[Begin EXERCISE MATERIAL]
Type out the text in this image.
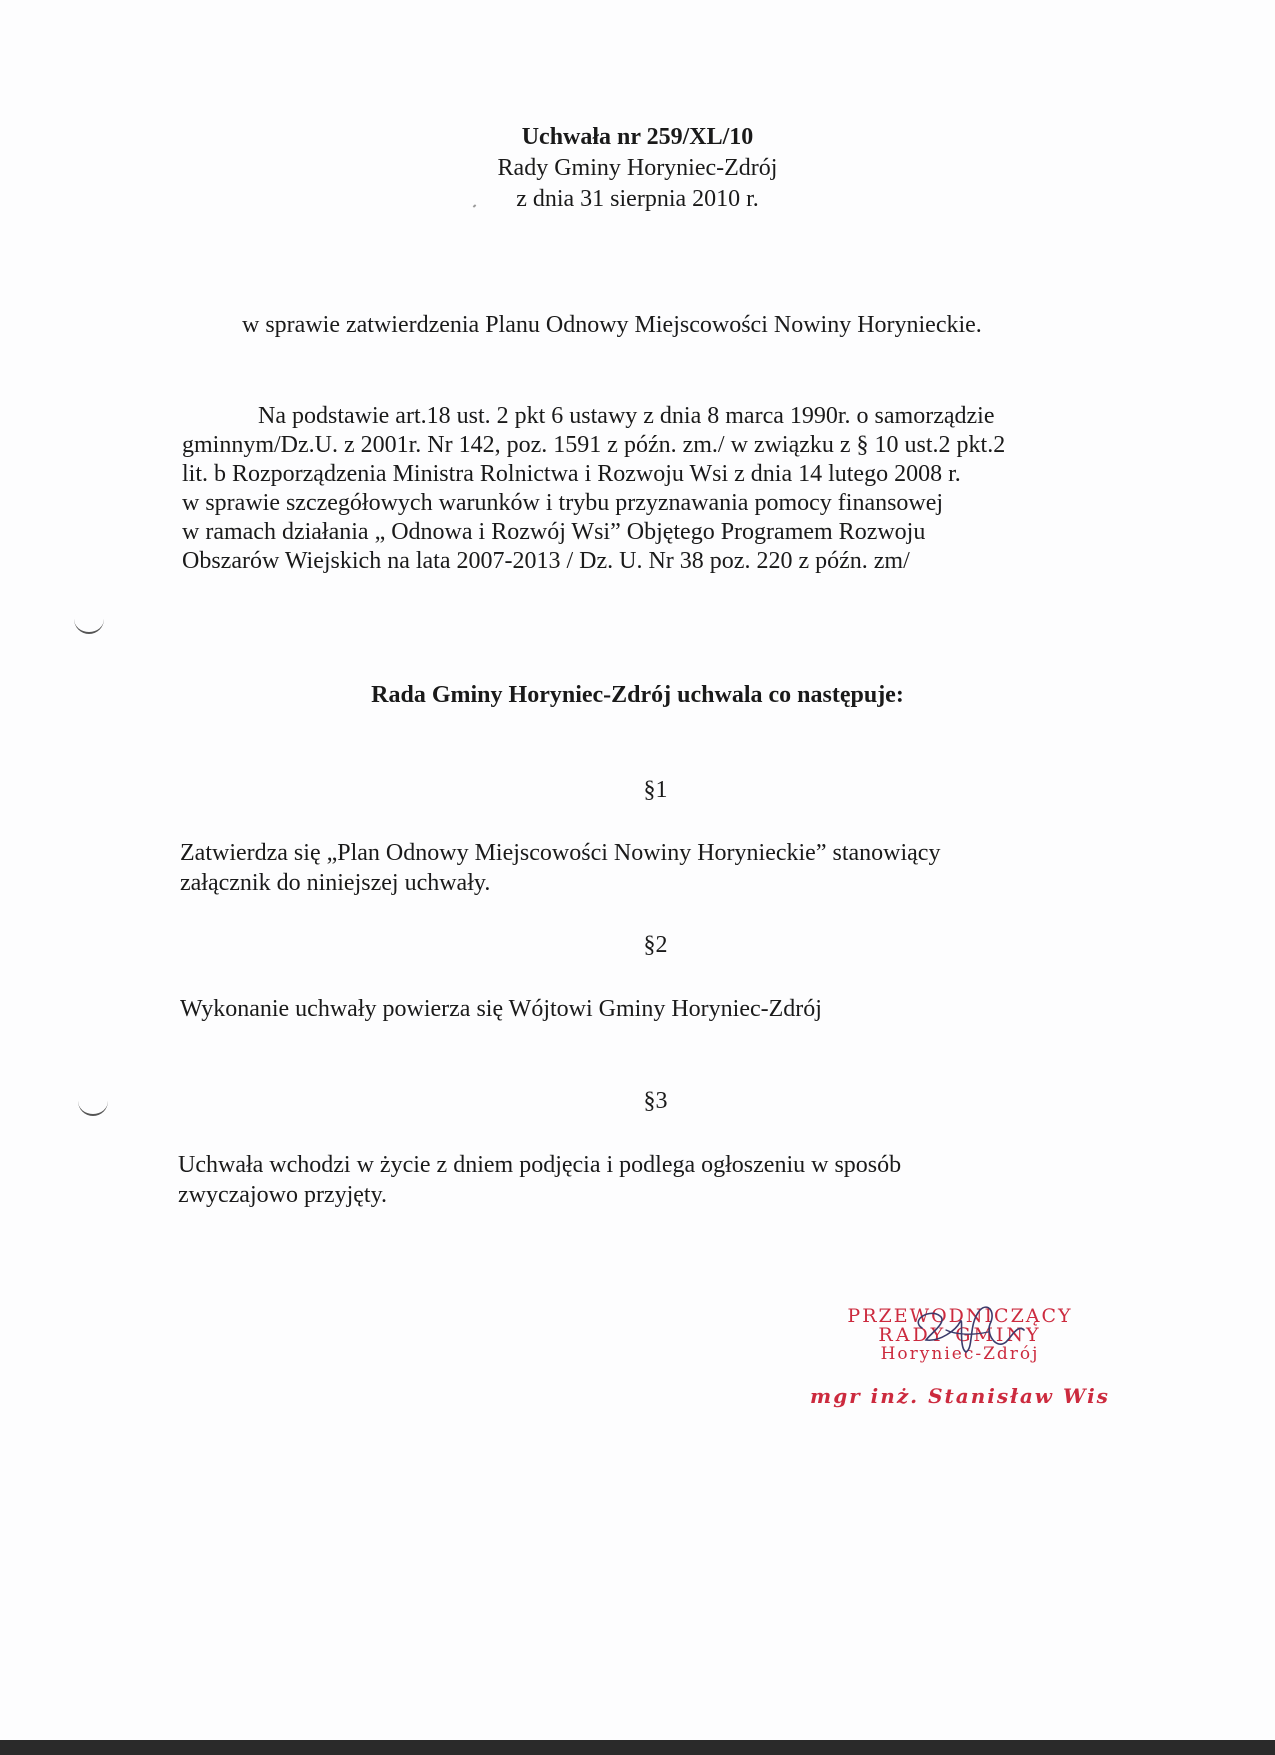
Uchwała nr 259/XL/10
Rady Gminy Horyniec-Zdrój
z dnia 31 sierpnia 2010 r.
w sprawie zatwierdzenia Planu Odnowy Miejscowości Nowiny Horynieckie.
Na podstawie art.18 ust. 2 pkt 6 ustawy z dnia 8 marca 1990r. o samorządzie
gminnym/Dz.U. z 2001r. Nr 142, poz. 1591 z późn. zm./ w związku z § 10 ust.2 pkt.2
lit. b Rozporządzenia Ministra Rolnictwa i Rozwoju Wsi z dnia 14 lutego 2008 r.
w sprawie szczegółowych warunków i trybu przyznawania pomocy finansowej
w ramach działania „ Odnowa i Rozwój Wsi” Objętego Programem Rozwoju
Obszarów Wiejskich na lata 2007-2013 / Dz. U. Nr 38 poz. 220 z późn. zm/
Rada Gminy Horyniec-Zdrój uchwala co następuje:
§1
Zatwierdza się „Plan Odnowy Miejscowości Nowiny Horynieckie” stanowiący
załącznik do niniejszej uchwały.
§2
Wykonanie uchwały powierza się Wójtowi Gminy Horyniec-Zdrój
§3
Uchwała wchodzi w życie z dniem podjęcia i podlega ogłoszeniu w sposób
zwyczajowo przyjęty.
PRZEWODNICZĄCY
RADY GMINY
Horyniec-Zdrój
mgr inż. Stanisław Wis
[End EXERCISE MATERIAL]
• YOUR TASK
Go through the entries above and pull out each line with "Odnowy" in it.

• WRITTEN SOLUTION
w sprawie zatwierdzenia Planu Odnowy Miejscowości Nowiny Horynieckie.
Zatwierdza się „Plan Odnowy Miejscowości Nowiny Horynieckie” stanowiący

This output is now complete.